**What you should do**
Provide an exact transcription of all the records.

**Provided data**
::::

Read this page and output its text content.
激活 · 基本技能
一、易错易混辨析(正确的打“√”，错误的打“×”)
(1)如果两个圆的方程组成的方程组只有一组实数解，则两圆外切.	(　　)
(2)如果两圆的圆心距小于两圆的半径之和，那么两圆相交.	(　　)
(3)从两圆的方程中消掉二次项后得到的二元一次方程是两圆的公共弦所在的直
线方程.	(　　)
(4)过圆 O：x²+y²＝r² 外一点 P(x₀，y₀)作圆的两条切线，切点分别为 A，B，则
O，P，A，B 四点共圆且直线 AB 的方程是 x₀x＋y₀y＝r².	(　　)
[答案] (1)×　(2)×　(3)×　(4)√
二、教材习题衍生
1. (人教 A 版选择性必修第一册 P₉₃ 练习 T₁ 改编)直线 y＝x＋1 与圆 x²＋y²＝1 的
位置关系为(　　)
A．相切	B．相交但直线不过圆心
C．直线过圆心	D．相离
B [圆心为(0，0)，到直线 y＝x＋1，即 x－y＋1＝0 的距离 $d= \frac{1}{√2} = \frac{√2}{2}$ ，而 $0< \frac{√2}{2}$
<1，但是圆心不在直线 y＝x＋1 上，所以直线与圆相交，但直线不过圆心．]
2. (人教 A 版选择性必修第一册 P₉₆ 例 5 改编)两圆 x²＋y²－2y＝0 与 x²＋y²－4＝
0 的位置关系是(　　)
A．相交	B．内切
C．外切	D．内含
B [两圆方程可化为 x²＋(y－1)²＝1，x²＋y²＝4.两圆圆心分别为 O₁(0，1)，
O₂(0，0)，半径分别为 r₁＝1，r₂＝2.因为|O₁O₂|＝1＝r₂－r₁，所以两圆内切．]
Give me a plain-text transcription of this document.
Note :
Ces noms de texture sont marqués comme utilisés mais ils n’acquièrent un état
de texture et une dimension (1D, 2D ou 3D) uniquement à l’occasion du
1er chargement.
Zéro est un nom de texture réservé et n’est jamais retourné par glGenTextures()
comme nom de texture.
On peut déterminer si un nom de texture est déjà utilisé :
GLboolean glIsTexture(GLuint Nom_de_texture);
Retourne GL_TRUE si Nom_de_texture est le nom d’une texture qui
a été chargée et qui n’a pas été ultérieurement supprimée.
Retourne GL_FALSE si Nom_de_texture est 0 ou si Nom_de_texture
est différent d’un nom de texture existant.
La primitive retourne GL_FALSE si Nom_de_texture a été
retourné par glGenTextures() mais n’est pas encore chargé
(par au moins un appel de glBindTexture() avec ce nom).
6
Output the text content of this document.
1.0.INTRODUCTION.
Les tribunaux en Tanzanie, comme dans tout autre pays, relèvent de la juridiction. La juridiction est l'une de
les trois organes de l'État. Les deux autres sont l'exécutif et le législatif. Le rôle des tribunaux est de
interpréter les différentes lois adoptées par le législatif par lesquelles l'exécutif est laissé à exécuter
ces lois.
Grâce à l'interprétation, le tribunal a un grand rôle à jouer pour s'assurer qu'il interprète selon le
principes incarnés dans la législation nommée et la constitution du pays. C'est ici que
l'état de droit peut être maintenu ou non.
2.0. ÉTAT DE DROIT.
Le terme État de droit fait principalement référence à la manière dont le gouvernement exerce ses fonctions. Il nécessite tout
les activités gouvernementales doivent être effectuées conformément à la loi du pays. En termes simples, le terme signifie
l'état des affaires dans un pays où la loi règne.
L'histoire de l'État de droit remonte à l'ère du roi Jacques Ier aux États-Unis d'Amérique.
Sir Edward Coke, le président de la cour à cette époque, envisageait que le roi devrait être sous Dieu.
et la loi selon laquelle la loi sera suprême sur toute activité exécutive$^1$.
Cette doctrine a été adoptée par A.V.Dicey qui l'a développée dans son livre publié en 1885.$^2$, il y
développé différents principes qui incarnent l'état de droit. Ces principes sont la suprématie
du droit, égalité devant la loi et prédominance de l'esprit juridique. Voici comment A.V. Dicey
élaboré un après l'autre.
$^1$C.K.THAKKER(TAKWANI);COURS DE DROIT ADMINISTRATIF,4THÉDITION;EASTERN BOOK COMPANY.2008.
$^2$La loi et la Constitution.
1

::::

**Complete answer**
Read this page and output its text content.
激活 · 基本技能
一、易错易混辨析(正确的打“√”，错误的打“×”)
(1)如果两个圆的方程组成的方程组只有一组实数解，则两圆外切.	(　　)
(2)如果两圆的圆心距小于两圆的半径之和，那么两圆相交.	(　　)
(3)从两圆的方程中消掉二次项后得到的二元一次方程是两圆的公共弦所在的直
线方程.	(　　)
(4)过圆 O：x²+y²＝r² 外一点 P(x₀，y₀)作圆的两条切线，切点分别为 A，B，则
O，P，A，B 四点共圆且直线 AB 的方程是 x₀x＋y₀y＝r².	(　　)
[答案] (1)×　(2)×　(3)×　(4)√
二、教材习题衍生
1. (人教 A 版选择性必修第一册 P₉₃ 练习 T₁ 改编)直线 y＝x＋1 与圆 x²＋y²＝1 的
位置关系为(　　)
A．相切	B．相交但直线不过圆心
C．直线过圆心	D．相离
B [圆心为(0，0)，到直线 y＝x＋1，即 x－y＋1＝0 的距离 $d= \frac{1}{√2} = \frac{√2}{2}$ ，而 $0< \frac{√2}{2}$
<1，但是圆心不在直线 y＝x＋1 上，所以直线与圆相交，但直线不过圆心．]
2. (人教 A 版选择性必修第一册 P₉₆ 例 5 改编)两圆 x²＋y²－2y＝0 与 x²＋y²－4＝
0 的位置关系是(　　)
A．相交	B．内切
C．外切	D．内含
B [两圆方程可化为 x²＋(y－1)²＝1，x²＋y²＝4.两圆圆心分别为 O₁(0，1)，
O₂(0，0)，半径分别为 r₁＝1，r₂＝2.因为|O₁O₂|＝1＝r₂－r₁，所以两圆内切．]
Give me a plain-text transcription of this document.
Note :
Ces noms de texture sont marqués comme utilisés mais ils n’acquièrent un état
de texture et une dimension (1D, 2D ou 3D) uniquement à l’occasion du
1er chargement.
Zéro est un nom de texture réservé et n’est jamais retourné par glGenTextures()
comme nom de texture.
On peut déterminer si un nom de texture est déjà utilisé :
GLboolean glIsTexture(GLuint Nom_de_texture);
Retourne GL_TRUE si Nom_de_texture est le nom d’une texture qui
a été chargée et qui n’a pas été ultérieurement supprimée.
Retourne GL_FALSE si Nom_de_texture est 0 ou si Nom_de_texture
est différent d’un nom de texture existant.
La primitive retourne GL_FALSE si Nom_de_texture a été
retourné par glGenTextures() mais n’est pas encore chargé
(par au moins un appel de glBindTexture() avec ce nom).
6
Output the text content of this document.
1.0.INTRODUCTION.
Les tribunaux en Tanzanie, comme dans tout autre pays, relèvent de la juridiction. La juridiction est l'une de
les trois organes de l'État. Les deux autres sont l'exécutif et le législatif. Le rôle des tribunaux est de
interpréter les différentes lois adoptées par le législatif par lesquelles l'exécutif est laissé à exécuter
ces lois.
Grâce à l'interprétation, le tribunal a un grand rôle à jouer pour s'assurer qu'il interprète selon le
principes incarnés dans la législation nommée et la constitution du pays. C'est ici que
l'état de droit peut être maintenu ou non.
2.0. ÉTAT DE DROIT.
Le terme État de droit fait principalement référence à la manière dont le gouvernement exerce ses fonctions. Il nécessite tout
les activités gouvernementales doivent être effectuées conformément à la loi du pays. En termes simples, le terme signifie
l'état des affaires dans un pays où la loi règne.
L'histoire de l'État de droit remonte à l'ère du roi Jacques Ier aux États-Unis d'Amérique.
Sir Edward Coke, le président de la cour à cette époque, envisageait que le roi devrait être sous Dieu.
et la loi selon laquelle la loi sera suprême sur toute activité exécutive$^1$.
Cette doctrine a été adoptée par A.V.Dicey qui l'a développée dans son livre publié en 1885.$^2$, il y
développé différents principes qui incarnent l'état de droit. Ces principes sont la suprématie
du droit, égalité devant la loi et prédominance de l'esprit juridique. Voici comment A.V. Dicey
élaboré un après l'autre.
$^1$C.K.THAKKER(TAKWANI);COURS DE DROIT ADMINISTRATIF,4THÉDITION;EASTERN BOOK COMPANY.2008.
$^2$La loi et la Constitution.
1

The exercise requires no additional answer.